(Beginning of TEXT SHOWN)

Thank you, Carolyn, for another wonderful recipe!
RavieNomNoms says
This looks amazing!!! I am so impressed with these. I have been seeing so many peanut butter things. My peanut butter love is just growing and growing this week!
simon says
i copy istantly this very cool recipe ..in my notebook blessing simmy from Itay
The_Mom_Chef says
My mom was diagnosed with diabetes a few months ago so I'm going to be visiting here a bunch between now and Christmas when we head up to visit. It falls upon me to bring all the sweet stuff and now that she can't eat the normal goodies (but loves them), I need to find alternatives. This one is perfect.
She's also a chocolate hound so lil ole chocolate hating me will be making chocolate goodies. I just need to do my best to keep the rest of the family away!

(End of TEXT SHOWN)
(Beginning of STORED DATA)

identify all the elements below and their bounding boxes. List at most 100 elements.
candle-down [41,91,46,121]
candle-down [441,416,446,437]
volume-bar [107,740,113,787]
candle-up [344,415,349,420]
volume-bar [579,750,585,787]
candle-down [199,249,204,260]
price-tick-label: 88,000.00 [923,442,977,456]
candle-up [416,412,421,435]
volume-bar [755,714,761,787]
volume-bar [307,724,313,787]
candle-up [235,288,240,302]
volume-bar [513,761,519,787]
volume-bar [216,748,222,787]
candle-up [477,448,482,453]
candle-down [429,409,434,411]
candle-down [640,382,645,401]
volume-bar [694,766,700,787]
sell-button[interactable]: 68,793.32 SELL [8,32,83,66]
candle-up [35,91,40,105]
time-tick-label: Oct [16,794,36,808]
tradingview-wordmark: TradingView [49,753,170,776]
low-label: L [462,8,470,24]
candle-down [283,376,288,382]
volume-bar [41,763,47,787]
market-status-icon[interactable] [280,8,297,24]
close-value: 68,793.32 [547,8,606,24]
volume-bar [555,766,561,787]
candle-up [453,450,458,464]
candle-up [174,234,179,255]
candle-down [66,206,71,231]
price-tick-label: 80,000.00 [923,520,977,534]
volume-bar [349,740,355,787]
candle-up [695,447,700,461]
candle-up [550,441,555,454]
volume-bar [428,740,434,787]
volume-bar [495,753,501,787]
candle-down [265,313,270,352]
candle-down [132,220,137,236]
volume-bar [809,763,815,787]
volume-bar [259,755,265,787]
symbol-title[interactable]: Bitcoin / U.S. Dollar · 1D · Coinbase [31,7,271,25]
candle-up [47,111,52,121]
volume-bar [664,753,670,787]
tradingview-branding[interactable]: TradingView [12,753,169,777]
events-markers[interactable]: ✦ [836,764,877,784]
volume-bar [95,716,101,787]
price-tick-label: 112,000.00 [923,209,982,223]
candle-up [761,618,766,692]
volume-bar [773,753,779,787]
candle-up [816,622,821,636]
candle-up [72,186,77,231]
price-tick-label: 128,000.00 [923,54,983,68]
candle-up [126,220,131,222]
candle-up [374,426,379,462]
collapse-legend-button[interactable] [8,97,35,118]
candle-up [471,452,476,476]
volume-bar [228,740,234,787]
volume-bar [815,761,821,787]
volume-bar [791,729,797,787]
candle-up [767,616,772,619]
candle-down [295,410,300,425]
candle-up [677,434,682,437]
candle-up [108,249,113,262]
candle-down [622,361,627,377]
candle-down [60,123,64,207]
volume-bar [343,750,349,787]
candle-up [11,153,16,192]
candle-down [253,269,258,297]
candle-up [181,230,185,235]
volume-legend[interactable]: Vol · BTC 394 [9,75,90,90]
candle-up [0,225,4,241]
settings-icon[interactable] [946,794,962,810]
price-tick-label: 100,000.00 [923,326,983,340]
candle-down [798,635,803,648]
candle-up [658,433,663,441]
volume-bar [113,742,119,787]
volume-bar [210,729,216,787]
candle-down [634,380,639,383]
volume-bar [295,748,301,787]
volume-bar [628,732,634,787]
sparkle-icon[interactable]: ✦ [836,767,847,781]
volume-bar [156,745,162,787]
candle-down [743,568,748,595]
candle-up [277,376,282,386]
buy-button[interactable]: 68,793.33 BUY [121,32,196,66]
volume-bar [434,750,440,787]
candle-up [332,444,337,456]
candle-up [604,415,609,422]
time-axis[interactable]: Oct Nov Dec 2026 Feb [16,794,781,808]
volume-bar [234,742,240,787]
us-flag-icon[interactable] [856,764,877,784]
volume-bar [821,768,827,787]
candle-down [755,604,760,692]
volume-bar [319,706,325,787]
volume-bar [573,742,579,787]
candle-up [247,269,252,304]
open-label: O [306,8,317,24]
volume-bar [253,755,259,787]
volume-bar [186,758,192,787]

(End of STORED DATA)

WHAT TO WORK ON
a – According to the recipe comments, why does The_Mom_Chef expect to visit the site often before Christmas?
b – Continue the recipe comments with another reader's comment that follows the last one shown.
The listing is separate material, unrelated to the comments text.

LIST OF ANSWERS
a – Her mom was diagnosed with diabetes a few months ago, and she is responsible for bringing the sweets when the family visits at Christmas. Since her mom can no longer eat the usual goodies but still loves them, she needs to find alternatives.

b –
I'm so glad that the Fairy Hobmother visited you. It couldn't happen to a more gracious, kind and wonderful person! Since her cousin, the Tooth Fairy, will be visiting us any time now she'll probably hear about how badly I've wanted a KitchenAid stand mixer for a number of years. 🙂
Lora @cakeduchess says
I'm so happy the Fairy Hobmother chose you:)These bars look fantastic. I adore caramel and would love to try one of these delicious bars right now. xx
Terra says
Oooohhhh these do look heavenly!!!! Yum-O:-) I just bought more almond flour too, bonus! I honestly couldn't think of a kitchen appliance, we have so many, BUT I know I would love all the fun attachments that go with my mixer. I would especially love the pasta maker attachment:-) Have a very Happy Thanksgiving! Sending hugs, Terra
Marney says
Are you using the granulated sweetener or powdered? Or do you think it matters?
I do have powdered Swerve but other varieties of granulated sweetener–thinking maybe golden Lakanto might work well with this flavour combo if granulated.
Carolyn says
If it doesn’t say powdered, then it’s granular.. but it probably doesn’t matter in this recipe at all.
Roxana GreenGirl says
No wonder you couldn't wait to share the recipe with us. I'm pretty sure that's what they serve in Peanut Butter heaven. Wonder where can I get my ticket from…
Happy Thanksgiving Carolyn! Enjoy you coffee maker!
Baker Street says
Wow! PB and caramel! Love that its gluten free! Happy Thanksgiving C! 🙂
Belinda @zomppa says
Don't need a month dedicated to the awesome PB to devour these! Happy Thanksgiving!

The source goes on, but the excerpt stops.